╭─ MATERIAL PROVIDED

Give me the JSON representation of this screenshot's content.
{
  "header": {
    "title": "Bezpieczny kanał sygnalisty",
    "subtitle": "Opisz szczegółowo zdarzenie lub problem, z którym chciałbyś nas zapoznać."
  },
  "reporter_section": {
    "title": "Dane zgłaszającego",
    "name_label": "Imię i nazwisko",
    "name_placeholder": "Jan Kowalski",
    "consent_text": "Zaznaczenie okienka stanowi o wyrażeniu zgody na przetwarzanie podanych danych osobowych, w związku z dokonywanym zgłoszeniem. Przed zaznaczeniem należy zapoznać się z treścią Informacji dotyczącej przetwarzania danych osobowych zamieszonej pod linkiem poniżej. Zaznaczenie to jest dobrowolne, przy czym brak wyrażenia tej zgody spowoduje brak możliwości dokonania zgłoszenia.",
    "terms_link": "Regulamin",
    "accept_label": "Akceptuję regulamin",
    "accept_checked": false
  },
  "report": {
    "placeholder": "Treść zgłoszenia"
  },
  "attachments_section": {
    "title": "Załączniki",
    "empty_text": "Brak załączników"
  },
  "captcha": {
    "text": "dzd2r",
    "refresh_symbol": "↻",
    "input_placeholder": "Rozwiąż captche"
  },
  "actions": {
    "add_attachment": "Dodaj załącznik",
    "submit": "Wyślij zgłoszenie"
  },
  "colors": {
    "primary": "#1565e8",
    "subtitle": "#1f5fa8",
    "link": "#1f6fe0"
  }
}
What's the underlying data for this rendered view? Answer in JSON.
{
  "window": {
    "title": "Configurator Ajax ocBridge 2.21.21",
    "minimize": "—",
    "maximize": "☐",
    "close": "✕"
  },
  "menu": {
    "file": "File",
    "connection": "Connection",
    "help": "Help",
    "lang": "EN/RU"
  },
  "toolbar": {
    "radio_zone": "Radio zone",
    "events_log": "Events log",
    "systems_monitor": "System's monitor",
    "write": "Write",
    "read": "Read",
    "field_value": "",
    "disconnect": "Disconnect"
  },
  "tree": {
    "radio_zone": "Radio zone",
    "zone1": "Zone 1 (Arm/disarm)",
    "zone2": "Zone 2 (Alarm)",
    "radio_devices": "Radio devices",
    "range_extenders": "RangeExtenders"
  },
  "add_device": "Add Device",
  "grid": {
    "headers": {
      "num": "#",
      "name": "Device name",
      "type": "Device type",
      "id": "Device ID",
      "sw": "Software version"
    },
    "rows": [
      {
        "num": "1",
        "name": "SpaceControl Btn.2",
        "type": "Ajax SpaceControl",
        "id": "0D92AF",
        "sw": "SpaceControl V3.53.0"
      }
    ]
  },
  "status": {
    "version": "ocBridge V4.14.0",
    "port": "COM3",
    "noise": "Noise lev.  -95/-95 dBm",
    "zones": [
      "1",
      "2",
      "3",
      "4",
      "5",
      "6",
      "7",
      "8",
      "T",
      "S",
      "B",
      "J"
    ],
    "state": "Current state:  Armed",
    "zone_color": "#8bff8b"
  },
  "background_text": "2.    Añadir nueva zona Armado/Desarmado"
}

╰─

Quote exactly the line containing "What's the underlying" and every later line through the end of the listing, and no other lines.

*ANSWER TO THIS EXERCISE*
What's the underlying data for this rendered view? Answer in JSON.
{
  "window": {
    "title": "Configurator Ajax ocBridge 2.21.21",
    "minimize": "—",
    "maximize": "☐",
    "close": "✕"
  },
  "menu": {
    "file": "File",
    "connection": "Connection",
    "help": "Help",
    "lang": "EN/RU"
  },
  "toolbar": {
    "radio_zone": "Radio zone",
    "events_log": "Events log",
    "systems_monitor": "System's monitor",
    "write": "Write",
    "read": "Read",
    "field_value": "",
    "disconnect": "Disconnect"
  },
  "tree": {
    "radio_zone": "Radio zone",
    "zone1": "Zone 1 (Arm/disarm)",
    "zone2": "Zone 2 (Alarm)",
    "radio_devices": "Radio devices",
    "range_extenders": "RangeExtenders"
  },
  "add_device": "Add Device",
  "grid": {
    "headers": {
      "num": "#",
      "name": "Device name",
      "type": "Device type",
      "id": "Device ID",
      "sw": "Software version"
    },
    "rows": [
      {
        "num": "1",
        "name": "SpaceControl Btn.2",
        "type": "Ajax SpaceControl",
        "id": "0D92AF",
        "sw": "SpaceControl V3.53.0"
      }
    ]
  },
  "status": {
    "version": "ocBridge V4.14.0",
    "port": "COM3",
    "noise": "Noise lev.  -95/-95 dBm",
    "zones": [
      "1",
      "2",
      "3",
      "4",
      "5",
      "6",
      "7",
      "8",
      "T",
      "S",
      "B",
      "J"
    ],
    "state": "Current state:  Armed",
    "zone_color": "#8bff8b"
  },
  "background_text": "2.    Añadir nueva zona Armado/Desarmado"
}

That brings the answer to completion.